• _WHAT THE TASK ASKS_:
Can you write out all of the material below, word for word?

┌─ EXTRACTED RECORDS

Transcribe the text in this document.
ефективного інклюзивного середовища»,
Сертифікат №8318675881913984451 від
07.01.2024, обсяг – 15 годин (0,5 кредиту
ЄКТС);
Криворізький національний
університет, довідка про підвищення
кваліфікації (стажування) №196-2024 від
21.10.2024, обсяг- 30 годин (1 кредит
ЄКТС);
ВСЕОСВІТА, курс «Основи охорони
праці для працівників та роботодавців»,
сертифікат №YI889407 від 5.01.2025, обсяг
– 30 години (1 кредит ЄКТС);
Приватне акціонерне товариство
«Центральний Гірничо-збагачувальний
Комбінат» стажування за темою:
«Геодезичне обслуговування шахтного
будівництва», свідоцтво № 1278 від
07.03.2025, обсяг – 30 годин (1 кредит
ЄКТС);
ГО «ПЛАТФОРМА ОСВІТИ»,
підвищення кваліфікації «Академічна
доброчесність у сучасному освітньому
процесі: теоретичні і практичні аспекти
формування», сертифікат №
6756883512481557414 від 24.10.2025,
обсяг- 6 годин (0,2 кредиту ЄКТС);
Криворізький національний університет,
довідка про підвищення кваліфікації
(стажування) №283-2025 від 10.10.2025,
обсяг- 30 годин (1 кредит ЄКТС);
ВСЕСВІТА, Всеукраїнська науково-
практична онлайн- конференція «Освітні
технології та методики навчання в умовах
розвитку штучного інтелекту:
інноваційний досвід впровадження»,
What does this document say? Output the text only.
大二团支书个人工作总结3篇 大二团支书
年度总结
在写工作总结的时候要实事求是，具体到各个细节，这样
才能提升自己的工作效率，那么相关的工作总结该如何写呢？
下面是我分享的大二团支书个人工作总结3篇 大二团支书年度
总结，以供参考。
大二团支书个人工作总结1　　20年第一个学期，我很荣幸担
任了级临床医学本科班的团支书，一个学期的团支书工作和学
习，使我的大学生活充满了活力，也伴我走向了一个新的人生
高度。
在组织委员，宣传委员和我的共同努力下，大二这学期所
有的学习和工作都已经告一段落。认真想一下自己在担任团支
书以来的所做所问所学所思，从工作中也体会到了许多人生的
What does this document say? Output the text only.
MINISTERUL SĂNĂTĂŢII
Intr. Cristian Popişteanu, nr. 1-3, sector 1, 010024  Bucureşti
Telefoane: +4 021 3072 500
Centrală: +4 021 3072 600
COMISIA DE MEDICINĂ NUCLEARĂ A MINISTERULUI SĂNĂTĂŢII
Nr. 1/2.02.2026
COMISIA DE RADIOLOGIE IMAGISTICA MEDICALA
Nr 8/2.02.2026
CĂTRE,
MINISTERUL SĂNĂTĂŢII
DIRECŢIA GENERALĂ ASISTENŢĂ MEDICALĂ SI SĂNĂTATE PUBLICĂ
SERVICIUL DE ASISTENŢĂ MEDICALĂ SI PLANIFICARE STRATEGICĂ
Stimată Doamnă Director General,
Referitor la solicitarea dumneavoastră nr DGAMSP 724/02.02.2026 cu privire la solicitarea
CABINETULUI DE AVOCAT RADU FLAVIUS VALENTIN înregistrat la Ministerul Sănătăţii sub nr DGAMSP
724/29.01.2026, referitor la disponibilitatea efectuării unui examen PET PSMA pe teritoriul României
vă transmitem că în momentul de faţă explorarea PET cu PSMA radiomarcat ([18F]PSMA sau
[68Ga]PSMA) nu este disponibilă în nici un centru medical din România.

└─

• _EXPECTED OUTPUT_:
Transcribe the text in this document.
ефективного інклюзивного середовища»,
Сертифікат №8318675881913984451 від
07.01.2024, обсяг – 15 годин (0,5 кредиту
ЄКТС);
Криворізький національний
університет, довідка про підвищення
кваліфікації (стажування) №196-2024 від
21.10.2024, обсяг- 30 годин (1 кредит
ЄКТС);
ВСЕОСВІТА, курс «Основи охорони
праці для працівників та роботодавців»,
сертифікат №YI889407 від 5.01.2025, обсяг
– 30 години (1 кредит ЄКТС);
Приватне акціонерне товариство
«Центральний Гірничо-збагачувальний
Комбінат» стажування за темою:
«Геодезичне обслуговування шахтного
будівництва», свідоцтво № 1278 від
07.03.2025, обсяг – 30 годин (1 кредит
ЄКТС);
ГО «ПЛАТФОРМА ОСВІТИ»,
підвищення кваліфікації «Академічна
доброчесність у сучасному освітньому
процесі: теоретичні і практичні аспекти
формування», сертифікат №
6756883512481557414 від 24.10.2025,
обсяг- 6 годин (0,2 кредиту ЄКТС);
Криворізький національний університет,
довідка про підвищення кваліфікації
(стажування) №283-2025 від 10.10.2025,
обсяг- 30 годин (1 кредит ЄКТС);
ВСЕСВІТА, Всеукраїнська науково-
практична онлайн- конференція «Освітні
технології та методики навчання в умовах
розвитку штучного інтелекту:
інноваційний досвід впровадження»,
What does this document say? Output the text only.
大二团支书个人工作总结3篇 大二团支书
年度总结
在写工作总结的时候要实事求是，具体到各个细节，这样
才能提升自己的工作效率，那么相关的工作总结该如何写呢？
下面是我分享的大二团支书个人工作总结3篇 大二团支书年度
总结，以供参考。
大二团支书个人工作总结1　　20年第一个学期，我很荣幸担
任了级临床医学本科班的团支书，一个学期的团支书工作和学
习，使我的大学生活充满了活力，也伴我走向了一个新的人生
高度。
在组织委员，宣传委员和我的共同努力下，大二这学期所
有的学习和工作都已经告一段落。认真想一下自己在担任团支
书以来的所做所问所学所思，从工作中也体会到了许多人生的
What does this document say? Output the text only.
MINISTERUL SĂNĂTĂŢII
Intr. Cristian Popişteanu, nr. 1-3, sector 1, 010024  Bucureşti
Telefoane: +4 021 3072 500
Centrală: +4 021 3072 600
COMISIA DE MEDICINĂ NUCLEARĂ A MINISTERULUI SĂNĂTĂŢII
Nr. 1/2.02.2026
COMISIA DE RADIOLOGIE IMAGISTICA MEDICALA
Nr 8/2.02.2026
CĂTRE,
MINISTERUL SĂNĂTĂŢII
DIRECŢIA GENERALĂ ASISTENŢĂ MEDICALĂ SI SĂNĂTATE PUBLICĂ
SERVICIUL DE ASISTENŢĂ MEDICALĂ SI PLANIFICARE STRATEGICĂ
Stimată Doamnă Director General,
Referitor la solicitarea dumneavoastră nr DGAMSP 724/02.02.2026 cu privire la solicitarea
CABINETULUI DE AVOCAT RADU FLAVIUS VALENTIN înregistrat la Ministerul Sănătăţii sub nr DGAMSP
724/29.01.2026, referitor la disponibilitatea efectuării unui examen PET PSMA pe teritoriul României
vă transmitem că în momentul de faţă explorarea PET cu PSMA radiomarcat ([18F]PSMA sau
[68Ga]PSMA) nu este disponibilă în nici un centru medical din România.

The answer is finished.